- _Stored entries_:

- - - -

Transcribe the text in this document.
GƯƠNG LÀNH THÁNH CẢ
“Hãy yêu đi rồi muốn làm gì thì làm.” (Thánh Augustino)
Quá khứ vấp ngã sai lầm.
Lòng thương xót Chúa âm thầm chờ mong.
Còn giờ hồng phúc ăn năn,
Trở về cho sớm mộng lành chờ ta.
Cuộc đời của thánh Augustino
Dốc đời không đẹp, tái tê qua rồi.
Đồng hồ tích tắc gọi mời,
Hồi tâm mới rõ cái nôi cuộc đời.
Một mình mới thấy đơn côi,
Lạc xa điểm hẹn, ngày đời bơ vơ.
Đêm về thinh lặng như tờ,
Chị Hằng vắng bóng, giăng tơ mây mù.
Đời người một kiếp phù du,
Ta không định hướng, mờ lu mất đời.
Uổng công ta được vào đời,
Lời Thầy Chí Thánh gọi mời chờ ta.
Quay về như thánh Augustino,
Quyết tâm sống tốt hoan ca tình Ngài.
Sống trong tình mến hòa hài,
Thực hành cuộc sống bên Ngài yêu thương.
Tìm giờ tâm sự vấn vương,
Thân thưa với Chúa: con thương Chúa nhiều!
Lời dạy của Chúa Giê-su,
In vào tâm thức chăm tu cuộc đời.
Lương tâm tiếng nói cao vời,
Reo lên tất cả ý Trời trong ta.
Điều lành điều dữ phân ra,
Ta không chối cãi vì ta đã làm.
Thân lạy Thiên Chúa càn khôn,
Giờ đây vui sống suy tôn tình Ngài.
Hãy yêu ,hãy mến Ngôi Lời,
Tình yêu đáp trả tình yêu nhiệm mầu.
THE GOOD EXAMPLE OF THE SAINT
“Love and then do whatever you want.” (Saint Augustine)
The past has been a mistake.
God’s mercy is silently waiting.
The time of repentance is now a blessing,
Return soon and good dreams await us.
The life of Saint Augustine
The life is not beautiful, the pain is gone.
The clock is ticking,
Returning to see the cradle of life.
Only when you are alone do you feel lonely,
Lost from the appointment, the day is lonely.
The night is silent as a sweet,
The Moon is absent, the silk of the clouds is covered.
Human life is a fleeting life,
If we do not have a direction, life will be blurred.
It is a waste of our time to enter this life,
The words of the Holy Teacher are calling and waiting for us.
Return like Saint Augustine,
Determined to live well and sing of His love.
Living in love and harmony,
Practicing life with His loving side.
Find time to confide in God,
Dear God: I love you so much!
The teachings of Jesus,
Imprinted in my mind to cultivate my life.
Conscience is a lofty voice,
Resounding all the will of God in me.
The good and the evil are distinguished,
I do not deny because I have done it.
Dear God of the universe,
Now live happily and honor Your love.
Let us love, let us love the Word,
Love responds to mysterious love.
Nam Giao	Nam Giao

- - - -

- _Short task_:
Pick out all lines from the data above in which the word "waiting" appears.

- _Solution for this problem_:
God’s mercy is silently waiting.
The words of the Holy Teacher are calling and waiting for us.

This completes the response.